## REQUIRED TASK
In the stretch from the line containing "header-department: Production and" through the line containing "a reputation… [174,251,650,279]", swap "slide-title" for "slide-heading" and reproduce those lines with everything else unchanged.

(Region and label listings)
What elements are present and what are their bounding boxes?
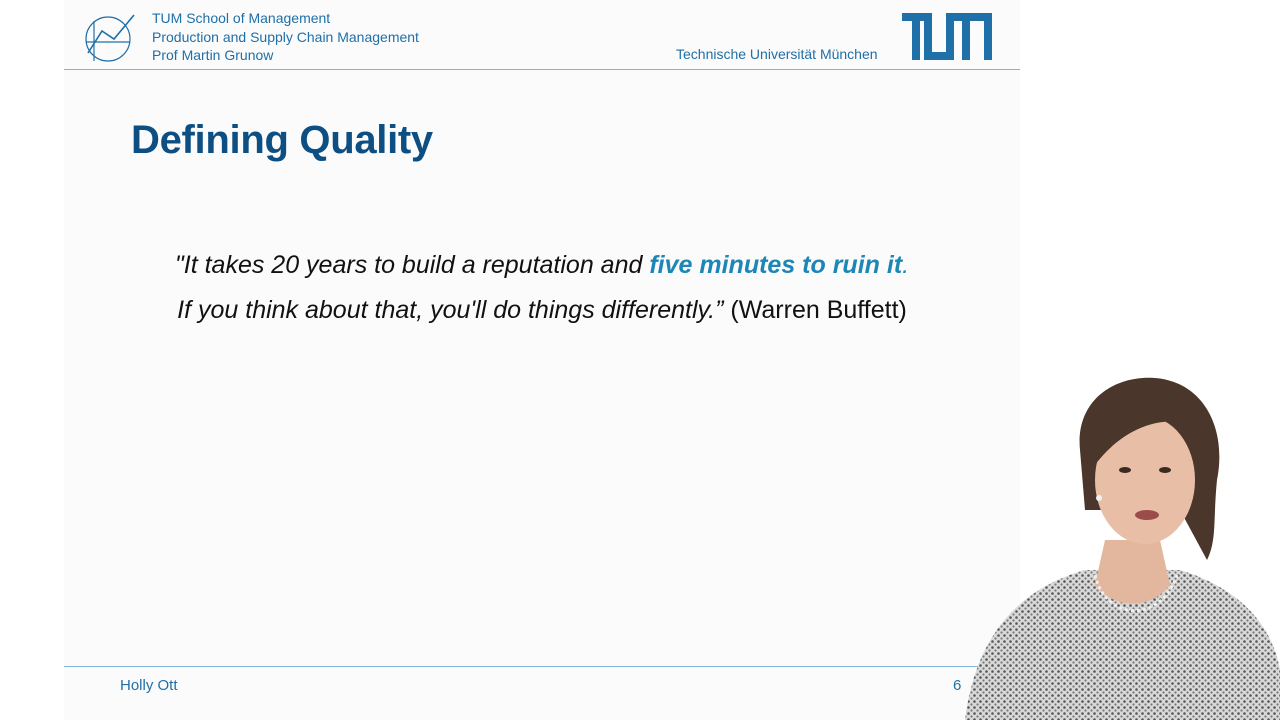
header-department: Production and Supply Chain Management [152,28,419,45]
slide-canvas [64,0,1020,720]
footer-author: Holly Ott [120,677,178,694]
quote-block: "It takes 20 years to build a reputation… [64,243,1020,333]
quote-attribution: (Warren Buffett) [723,296,907,324]
quote-line-2: If you think about that, you'll do thing… [64,288,1020,333]
presenter-video [965,377,1280,720]
tum-logo-icon [902,13,992,60]
chart-logo-icon [85,14,135,62]
quote-line-2-text: If you think about that, you'll do thing… [177,296,724,324]
footer-divider [64,666,1020,667]
slide-title: Defining Quality [131,118,433,162]
quote-line-1: "It takes 20 years to build a reputation… [64,243,1020,288]
page-number: 6 [953,677,962,694]
header-school: TUM School of Management [152,10,331,26]
quote-line-1-suffix: . [902,251,910,279]
header-divider [64,69,1020,70]
header-lines: TUM School of Management Production and … [152,9,419,65]
university-name: Technische Universität München [676,46,878,62]
quote-line-1-prefix: "It takes 20 years to build a reputation… [174,251,650,279]
header-professor: Prof Martin Grunow [152,47,274,63]
quote-emphasis: five minutes to ruin it [649,251,903,279]
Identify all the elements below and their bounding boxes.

## SOLUTION TO THIS PROBLEM
header-department: Production and Supply Chain Management [152,28,419,45]
slide-canvas [64,0,1020,720]
footer-author: Holly Ott [120,677,178,694]
quote-block: "It takes 20 years to build a reputation… [64,243,1020,333]
quote-attribution: (Warren Buffett) [723,296,907,324]
quote-line-2: If you think about that, you'll do thing… [64,288,1020,333]
presenter-video [965,377,1280,720]
tum-logo-icon [902,13,992,60]
chart-logo-icon [85,14,135,62]
quote-line-2-text: If you think about that, you'll do thing… [177,296,724,324]
footer-divider [64,666,1020,667]
slide-heading: Defining Quality [131,118,433,162]
quote-line-1: "It takes 20 years to build a reputation… [64,243,1020,288]
page-number: 6 [953,677,962,694]
header-school: TUM School of Management [152,10,331,26]
quote-line-1-suffix: . [902,251,910,279]
header-divider [64,69,1020,70]
header-lines: TUM School of Management Production and … [152,9,419,65]
university-name: Technische Universität München [676,46,878,62]
quote-line-1-prefix: "It takes 20 years to build a reputation… [174,251,650,279]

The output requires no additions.